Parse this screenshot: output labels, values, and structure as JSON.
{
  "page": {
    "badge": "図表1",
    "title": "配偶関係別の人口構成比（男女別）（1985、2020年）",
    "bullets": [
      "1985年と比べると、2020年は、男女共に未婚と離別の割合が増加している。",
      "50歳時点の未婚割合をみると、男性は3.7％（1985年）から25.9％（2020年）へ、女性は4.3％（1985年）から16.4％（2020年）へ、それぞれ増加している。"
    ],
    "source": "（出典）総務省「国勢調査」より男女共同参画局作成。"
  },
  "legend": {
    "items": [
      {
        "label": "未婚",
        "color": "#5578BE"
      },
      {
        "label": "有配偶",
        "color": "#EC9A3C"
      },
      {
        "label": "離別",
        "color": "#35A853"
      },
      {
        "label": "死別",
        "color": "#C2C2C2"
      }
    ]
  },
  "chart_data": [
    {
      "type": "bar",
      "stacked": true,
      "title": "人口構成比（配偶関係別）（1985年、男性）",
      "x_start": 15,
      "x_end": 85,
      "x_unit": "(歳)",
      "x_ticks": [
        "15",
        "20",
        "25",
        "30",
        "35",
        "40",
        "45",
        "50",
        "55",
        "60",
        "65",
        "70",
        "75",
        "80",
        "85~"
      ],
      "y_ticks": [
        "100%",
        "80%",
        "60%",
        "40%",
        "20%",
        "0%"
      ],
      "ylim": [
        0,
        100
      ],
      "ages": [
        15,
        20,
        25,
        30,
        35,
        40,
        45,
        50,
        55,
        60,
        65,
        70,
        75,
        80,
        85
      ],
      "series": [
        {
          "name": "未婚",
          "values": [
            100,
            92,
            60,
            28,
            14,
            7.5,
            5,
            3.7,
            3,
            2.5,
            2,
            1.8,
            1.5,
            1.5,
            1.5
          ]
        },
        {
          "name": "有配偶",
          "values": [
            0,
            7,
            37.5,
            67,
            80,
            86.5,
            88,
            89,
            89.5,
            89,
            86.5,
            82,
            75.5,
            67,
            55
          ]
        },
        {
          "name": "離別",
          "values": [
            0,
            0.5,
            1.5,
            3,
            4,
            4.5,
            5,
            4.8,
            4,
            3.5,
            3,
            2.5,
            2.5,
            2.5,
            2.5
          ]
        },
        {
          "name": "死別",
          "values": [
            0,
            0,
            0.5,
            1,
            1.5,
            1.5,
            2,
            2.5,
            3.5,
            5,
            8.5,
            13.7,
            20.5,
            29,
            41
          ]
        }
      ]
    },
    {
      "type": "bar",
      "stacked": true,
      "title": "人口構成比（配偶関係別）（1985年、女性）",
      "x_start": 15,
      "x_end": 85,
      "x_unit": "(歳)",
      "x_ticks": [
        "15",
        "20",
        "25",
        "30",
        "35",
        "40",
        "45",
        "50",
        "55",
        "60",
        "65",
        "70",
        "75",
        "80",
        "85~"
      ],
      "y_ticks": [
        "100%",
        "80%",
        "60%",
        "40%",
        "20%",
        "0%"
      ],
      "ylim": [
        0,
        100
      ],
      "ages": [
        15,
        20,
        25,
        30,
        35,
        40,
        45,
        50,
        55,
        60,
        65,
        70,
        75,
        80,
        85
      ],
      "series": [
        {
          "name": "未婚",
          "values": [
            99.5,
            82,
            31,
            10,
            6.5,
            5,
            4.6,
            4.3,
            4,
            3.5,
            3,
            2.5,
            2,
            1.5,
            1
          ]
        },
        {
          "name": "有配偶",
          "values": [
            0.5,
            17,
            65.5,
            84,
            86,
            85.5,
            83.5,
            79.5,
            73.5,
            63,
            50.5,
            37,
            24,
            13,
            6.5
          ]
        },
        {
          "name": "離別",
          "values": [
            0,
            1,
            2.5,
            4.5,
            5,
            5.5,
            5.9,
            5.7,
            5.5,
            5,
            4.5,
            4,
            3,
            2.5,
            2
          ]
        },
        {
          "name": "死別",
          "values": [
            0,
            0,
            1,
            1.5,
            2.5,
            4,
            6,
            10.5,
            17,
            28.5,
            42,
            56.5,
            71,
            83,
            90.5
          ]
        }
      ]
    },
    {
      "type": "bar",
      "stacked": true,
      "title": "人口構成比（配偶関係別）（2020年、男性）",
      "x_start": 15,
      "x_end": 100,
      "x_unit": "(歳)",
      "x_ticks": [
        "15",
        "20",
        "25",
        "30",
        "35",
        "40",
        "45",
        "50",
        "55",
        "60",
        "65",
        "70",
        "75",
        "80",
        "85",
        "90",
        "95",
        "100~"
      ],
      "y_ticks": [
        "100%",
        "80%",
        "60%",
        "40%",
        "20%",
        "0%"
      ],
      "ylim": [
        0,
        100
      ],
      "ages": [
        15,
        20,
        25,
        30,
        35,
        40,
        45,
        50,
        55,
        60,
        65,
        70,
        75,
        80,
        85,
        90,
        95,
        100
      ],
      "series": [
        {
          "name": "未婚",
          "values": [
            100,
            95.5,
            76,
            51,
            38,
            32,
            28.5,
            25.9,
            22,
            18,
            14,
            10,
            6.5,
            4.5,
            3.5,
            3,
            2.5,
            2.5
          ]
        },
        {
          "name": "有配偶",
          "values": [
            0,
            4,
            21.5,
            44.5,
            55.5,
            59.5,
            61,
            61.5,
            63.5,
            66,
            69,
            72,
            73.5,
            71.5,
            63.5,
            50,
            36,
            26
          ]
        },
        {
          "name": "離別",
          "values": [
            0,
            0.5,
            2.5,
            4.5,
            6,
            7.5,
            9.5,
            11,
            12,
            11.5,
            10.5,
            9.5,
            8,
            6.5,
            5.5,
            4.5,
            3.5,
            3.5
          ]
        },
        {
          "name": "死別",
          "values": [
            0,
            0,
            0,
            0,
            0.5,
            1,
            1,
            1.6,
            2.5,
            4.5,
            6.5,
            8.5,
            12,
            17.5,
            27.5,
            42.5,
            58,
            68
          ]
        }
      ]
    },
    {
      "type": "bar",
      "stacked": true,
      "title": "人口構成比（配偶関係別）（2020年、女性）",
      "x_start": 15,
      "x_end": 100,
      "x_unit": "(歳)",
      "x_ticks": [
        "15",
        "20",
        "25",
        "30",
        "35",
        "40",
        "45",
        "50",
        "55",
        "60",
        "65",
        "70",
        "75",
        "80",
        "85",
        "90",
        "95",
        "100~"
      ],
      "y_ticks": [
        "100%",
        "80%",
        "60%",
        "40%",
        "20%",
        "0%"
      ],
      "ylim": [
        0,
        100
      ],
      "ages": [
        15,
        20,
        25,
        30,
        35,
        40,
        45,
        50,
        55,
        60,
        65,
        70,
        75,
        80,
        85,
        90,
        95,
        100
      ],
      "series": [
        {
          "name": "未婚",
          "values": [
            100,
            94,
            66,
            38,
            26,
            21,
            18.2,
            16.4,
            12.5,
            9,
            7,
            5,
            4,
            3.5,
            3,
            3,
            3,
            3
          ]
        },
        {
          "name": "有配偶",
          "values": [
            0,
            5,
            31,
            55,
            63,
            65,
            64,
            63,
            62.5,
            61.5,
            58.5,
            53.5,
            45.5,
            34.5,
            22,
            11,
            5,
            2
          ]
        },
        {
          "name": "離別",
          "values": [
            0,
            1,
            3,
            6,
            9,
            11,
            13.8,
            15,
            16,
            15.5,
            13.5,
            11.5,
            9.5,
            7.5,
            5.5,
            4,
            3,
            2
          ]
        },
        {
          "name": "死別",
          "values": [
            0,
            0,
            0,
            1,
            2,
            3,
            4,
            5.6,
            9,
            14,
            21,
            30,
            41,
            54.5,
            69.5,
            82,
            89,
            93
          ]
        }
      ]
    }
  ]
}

##############################

Please repeat the listing above in full and exactly.

■ ANSWER TO THE TASK ■
Parse this screenshot: output labels, values, and structure as JSON.
{
  "page": {
    "badge": "図表1",
    "title": "配偶関係別の人口構成比（男女別）（1985、2020年）",
    "bullets": [
      "1985年と比べると、2020年は、男女共に未婚と離別の割合が増加している。",
      "50歳時点の未婚割合をみると、男性は3.7％（1985年）から25.9％（2020年）へ、女性は4.3％（1985年）から16.4％（2020年）へ、それぞれ増加している。"
    ],
    "source": "（出典）総務省「国勢調査」より男女共同参画局作成。"
  },
  "legend": {
    "items": [
      {
        "label": "未婚",
        "color": "#5578BE"
      },
      {
        "label": "有配偶",
        "color": "#EC9A3C"
      },
      {
        "label": "離別",
        "color": "#35A853"
      },
      {
        "label": "死別",
        "color": "#C2C2C2"
      }
    ]
  },
  "chart_data": [
    {
      "type": "bar",
      "stacked": true,
      "title": "人口構成比（配偶関係別）（1985年、男性）",
      "x_start": 15,
      "x_end": 85,
      "x_unit": "(歳)",
      "x_ticks": [
        "15",
        "20",
        "25",
        "30",
        "35",
        "40",
        "45",
        "50",
        "55",
        "60",
        "65",
        "70",
        "75",
        "80",
        "85~"
      ],
      "y_ticks": [
        "100%",
        "80%",
        "60%",
        "40%",
        "20%",
        "0%"
      ],
      "ylim": [
        0,
        100
      ],
      "ages": [
        15,
        20,
        25,
        30,
        35,
        40,
        45,
        50,
        55,
        60,
        65,
        70,
        75,
        80,
        85
      ],
      "series": [
        {
          "name": "未婚",
          "values": [
            100,
            92,
            60,
            28,
            14,
            7.5,
            5,
            3.7,
            3,
            2.5,
            2,
            1.8,
            1.5,
            1.5,
            1.5
          ]
        },
        {
          "name": "有配偶",
          "values": [
            0,
            7,
            37.5,
            67,
            80,
            86.5,
            88,
            89,
            89.5,
            89,
            86.5,
            82,
            75.5,
            67,
            55
          ]
        },
        {
          "name": "離別",
          "values": [
            0,
            0.5,
            1.5,
            3,
            4,
            4.5,
            5,
            4.8,
            4,
            3.5,
            3,
            2.5,
            2.5,
            2.5,
            2.5
          ]
        },
        {
          "name": "死別",
          "values": [
            0,
            0,
            0.5,
            1,
            1.5,
            1.5,
            2,
            2.5,
            3.5,
            5,
            8.5,
            13.7,
            20.5,
            29,
            41
          ]
        }
      ]
    },
    {
      "type": "bar",
      "stacked": true,
      "title": "人口構成比（配偶関係別）（1985年、女性）",
      "x_start": 15,
      "x_end": 85,
      "x_unit": "(歳)",
      "x_ticks": [
        "15",
        "20",
        "25",
        "30",
        "35",
        "40",
        "45",
        "50",
        "55",
        "60",
        "65",
        "70",
        "75",
        "80",
        "85~"
      ],
      "y_ticks": [
        "100%",
        "80%",
        "60%",
        "40%",
        "20%",
        "0%"
      ],
      "ylim": [
        0,
        100
      ],
      "ages": [
        15,
        20,
        25,
        30,
        35,
        40,
        45,
        50,
        55,
        60,
        65,
        70,
        75,
        80,
        85
      ],
      "series": [
        {
          "name": "未婚",
          "values": [
            99.5,
            82,
            31,
            10,
            6.5,
            5,
            4.6,
            4.3,
            4,
            3.5,
            3,
            2.5,
            2,
            1.5,
            1
          ]
        },
        {
          "name": "有配偶",
          "values": [
            0.5,
            17,
            65.5,
            84,
            86,
            85.5,
            83.5,
            79.5,
            73.5,
            63,
            50.5,
            37,
            24,
            13,
            6.5
          ]
        },
        {
          "name": "離別",
          "values": [
            0,
            1,
            2.5,
            4.5,
            5,
            5.5,
            5.9,
            5.7,
            5.5,
            5,
            4.5,
            4,
            3,
            2.5,
            2
          ]
        },
        {
          "name": "死別",
          "values": [
            0,
            0,
            1,
            1.5,
            2.5,
            4,
            6,
            10.5,
            17,
            28.5,
            42,
            56.5,
            71,
            83,
            90.5
          ]
        }
      ]
    },
    {
      "type": "bar",
      "stacked": true,
      "title": "人口構成比（配偶関係別）（2020年、男性）",
      "x_start": 15,
      "x_end": 100,
      "x_unit": "(歳)",
      "x_ticks": [
        "15",
        "20",
        "25",
        "30",
        "35",
        "40",
        "45",
        "50",
        "55",
        "60",
        "65",
        "70",
        "75",
        "80",
        "85",
        "90",
        "95",
        "100~"
      ],
      "y_ticks": [
        "100%",
        "80%",
        "60%",
        "40%",
        "20%",
        "0%"
      ],
      "ylim": [
        0,
        100
      ],
      "ages": [
        15,
        20,
        25,
        30,
        35,
        40,
        45,
        50,
        55,
        60,
        65,
        70,
        75,
        80,
        85,
        90,
        95,
        100
      ],
      "series": [
        {
          "name": "未婚",
          "values": [
            100,
            95.5,
            76,
            51,
            38,
            32,
            28.5,
            25.9,
            22,
            18,
            14,
            10,
            6.5,
            4.5,
            3.5,
            3,
            2.5,
            2.5
          ]
        },
        {
          "name": "有配偶",
          "values": [
            0,
            4,
            21.5,
            44.5,
            55.5,
            59.5,
            61,
            61.5,
            63.5,
            66,
            69,
            72,
            73.5,
            71.5,
            63.5,
            50,
            36,
            26
          ]
        },
        {
          "name": "離別",
          "values": [
            0,
            0.5,
            2.5,
            4.5,
            6,
            7.5,
            9.5,
            11,
            12,
            11.5,
            10.5,
            9.5,
            8,
            6.5,
            5.5,
            4.5,
            3.5,
            3.5
          ]
        },
        {
          "name": "死別",
          "values": [
            0,
            0,
            0,
            0,
            0.5,
            1,
            1,
            1.6,
            2.5,
            4.5,
            6.5,
            8.5,
            12,
            17.5,
            27.5,
            42.5,
            58,
            68
          ]
        }
      ]
    },
    {
      "type": "bar",
      "stacked": true,
      "title": "人口構成比（配偶関係別）（2020年、女性）",
      "x_start": 15,
      "x_end": 100,
      "x_unit": "(歳)",
      "x_ticks": [
        "15",
        "20",
        "25",
        "30",
        "35",
        "40",
        "45",
        "50",
        "55",
        "60",
        "65",
        "70",
        "75",
        "80",
        "85",
        "90",
        "95",
        "100~"
      ],
      "y_ticks": [
        "100%",
        "80%",
        "60%",
        "40%",
        "20%",
        "0%"
      ],
      "ylim": [
        0,
        100
      ],
      "ages": [
        15,
        20,
        25,
        30,
        35,
        40,
        45,
        50,
        55,
        60,
        65,
        70,
        75,
        80,
        85,
        90,
        95,
        100
      ],
      "series": [
        {
          "name": "未婚",
          "values": [
            100,
            94,
            66,
            38,
            26,
            21,
            18.2,
            16.4,
            12.5,
            9,
            7,
            5,
            4,
            3.5,
            3,
            3,
            3,
            3
          ]
        },
        {
          "name": "有配偶",
          "values": [
            0,
            5,
            31,
            55,
            63,
            65,
            64,
            63,
            62.5,
            61.5,
            58.5,
            53.5,
            45.5,
            34.5,
            22,
            11,
            5,
            2
          ]
        },
        {
          "name": "離別",
          "values": [
            0,
            1,
            3,
            6,
            9,
            11,
            13.8,
            15,
            16,
            15.5,
            13.5,
            11.5,
            9.5,
            7.5,
            5.5,
            4,
            3,
            2
          ]
        },
        {
          "name": "死別",
          "values": [
            0,
            0,
            0,
            1,
            2,
            3,
            4,
            5.6,
            9,
            14,
            21,
            30,
            41,
            54.5,
            69.5,
            82,
            89,
            93
          ]
        }
      ]
    }
  ]
}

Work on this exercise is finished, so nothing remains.